Required work: Copy out every line that contains "Moderated".

The input:

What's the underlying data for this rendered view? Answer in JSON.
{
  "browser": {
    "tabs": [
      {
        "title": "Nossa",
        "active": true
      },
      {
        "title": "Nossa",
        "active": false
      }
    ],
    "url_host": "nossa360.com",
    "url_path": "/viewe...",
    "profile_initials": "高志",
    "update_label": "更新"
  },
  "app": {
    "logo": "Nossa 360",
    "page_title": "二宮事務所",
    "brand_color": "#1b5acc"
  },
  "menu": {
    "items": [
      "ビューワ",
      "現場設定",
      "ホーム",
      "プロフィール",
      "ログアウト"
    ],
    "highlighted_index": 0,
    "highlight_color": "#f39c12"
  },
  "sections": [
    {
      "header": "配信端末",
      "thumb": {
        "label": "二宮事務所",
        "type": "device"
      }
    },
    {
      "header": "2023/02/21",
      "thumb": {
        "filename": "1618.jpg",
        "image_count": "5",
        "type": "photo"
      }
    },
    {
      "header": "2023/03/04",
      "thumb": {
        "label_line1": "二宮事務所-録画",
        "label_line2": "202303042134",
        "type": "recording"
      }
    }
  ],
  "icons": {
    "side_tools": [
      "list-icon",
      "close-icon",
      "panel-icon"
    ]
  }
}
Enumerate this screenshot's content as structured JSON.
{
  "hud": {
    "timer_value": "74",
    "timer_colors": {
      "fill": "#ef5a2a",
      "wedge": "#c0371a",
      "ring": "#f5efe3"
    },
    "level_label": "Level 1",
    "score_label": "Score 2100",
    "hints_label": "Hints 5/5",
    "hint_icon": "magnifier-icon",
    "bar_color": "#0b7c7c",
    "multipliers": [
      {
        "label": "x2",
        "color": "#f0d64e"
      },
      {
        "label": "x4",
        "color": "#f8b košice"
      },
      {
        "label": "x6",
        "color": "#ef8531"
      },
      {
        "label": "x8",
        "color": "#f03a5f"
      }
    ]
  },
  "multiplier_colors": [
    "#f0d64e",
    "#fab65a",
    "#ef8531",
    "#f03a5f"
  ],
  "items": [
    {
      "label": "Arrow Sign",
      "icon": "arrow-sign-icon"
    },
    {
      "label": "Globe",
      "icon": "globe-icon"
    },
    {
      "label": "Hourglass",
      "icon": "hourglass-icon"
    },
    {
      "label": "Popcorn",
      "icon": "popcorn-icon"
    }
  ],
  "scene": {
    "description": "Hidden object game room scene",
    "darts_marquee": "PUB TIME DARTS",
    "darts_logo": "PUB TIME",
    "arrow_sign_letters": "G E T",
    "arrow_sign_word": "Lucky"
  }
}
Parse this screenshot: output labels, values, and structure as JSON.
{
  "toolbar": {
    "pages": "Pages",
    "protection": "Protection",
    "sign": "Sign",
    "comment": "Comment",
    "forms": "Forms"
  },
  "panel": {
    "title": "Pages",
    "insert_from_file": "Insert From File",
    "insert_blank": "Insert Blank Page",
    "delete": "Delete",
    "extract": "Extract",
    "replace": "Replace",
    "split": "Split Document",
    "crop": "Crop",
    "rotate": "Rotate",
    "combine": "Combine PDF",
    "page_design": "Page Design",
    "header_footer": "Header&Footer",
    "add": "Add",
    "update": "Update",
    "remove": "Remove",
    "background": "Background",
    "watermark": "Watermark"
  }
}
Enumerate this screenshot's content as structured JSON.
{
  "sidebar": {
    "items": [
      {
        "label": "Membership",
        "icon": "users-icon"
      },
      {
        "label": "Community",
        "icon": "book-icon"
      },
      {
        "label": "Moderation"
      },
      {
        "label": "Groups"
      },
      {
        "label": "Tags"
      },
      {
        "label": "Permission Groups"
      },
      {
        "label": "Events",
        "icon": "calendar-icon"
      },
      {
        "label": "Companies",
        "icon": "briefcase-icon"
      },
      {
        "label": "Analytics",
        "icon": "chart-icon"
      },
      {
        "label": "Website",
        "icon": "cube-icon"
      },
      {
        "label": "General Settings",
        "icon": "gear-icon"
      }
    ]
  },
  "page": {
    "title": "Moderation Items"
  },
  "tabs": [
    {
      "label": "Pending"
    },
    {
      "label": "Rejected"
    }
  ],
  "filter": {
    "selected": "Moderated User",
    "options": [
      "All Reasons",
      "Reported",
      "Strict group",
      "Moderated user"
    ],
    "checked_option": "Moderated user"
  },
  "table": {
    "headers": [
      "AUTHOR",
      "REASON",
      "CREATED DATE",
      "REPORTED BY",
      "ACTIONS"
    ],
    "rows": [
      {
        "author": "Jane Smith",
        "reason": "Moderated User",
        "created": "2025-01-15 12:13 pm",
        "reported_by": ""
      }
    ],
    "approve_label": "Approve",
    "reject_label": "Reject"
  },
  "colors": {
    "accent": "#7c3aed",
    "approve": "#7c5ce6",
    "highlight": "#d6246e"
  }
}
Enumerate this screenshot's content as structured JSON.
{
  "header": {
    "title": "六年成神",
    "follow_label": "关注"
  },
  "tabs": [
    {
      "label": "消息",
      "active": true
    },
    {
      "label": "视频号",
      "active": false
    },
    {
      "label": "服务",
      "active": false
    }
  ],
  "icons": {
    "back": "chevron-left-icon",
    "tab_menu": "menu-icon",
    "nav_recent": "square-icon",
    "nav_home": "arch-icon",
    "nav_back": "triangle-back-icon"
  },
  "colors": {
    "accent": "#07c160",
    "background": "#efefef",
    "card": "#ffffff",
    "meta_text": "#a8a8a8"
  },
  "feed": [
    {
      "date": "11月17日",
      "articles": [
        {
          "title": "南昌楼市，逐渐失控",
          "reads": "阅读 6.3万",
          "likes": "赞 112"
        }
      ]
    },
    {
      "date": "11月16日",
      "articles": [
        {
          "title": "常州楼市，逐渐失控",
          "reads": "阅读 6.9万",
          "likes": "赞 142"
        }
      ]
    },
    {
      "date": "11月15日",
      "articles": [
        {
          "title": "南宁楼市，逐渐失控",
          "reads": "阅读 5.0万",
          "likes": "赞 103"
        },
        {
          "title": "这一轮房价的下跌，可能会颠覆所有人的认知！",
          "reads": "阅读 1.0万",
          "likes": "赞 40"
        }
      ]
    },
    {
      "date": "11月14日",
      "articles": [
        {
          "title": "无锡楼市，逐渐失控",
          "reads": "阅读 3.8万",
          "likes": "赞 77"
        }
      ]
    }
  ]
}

Output for this task:
    "selected": "Moderated User",
      "Moderated user"
    "checked_option": "Moderated user"
        "reason": "Moderated User",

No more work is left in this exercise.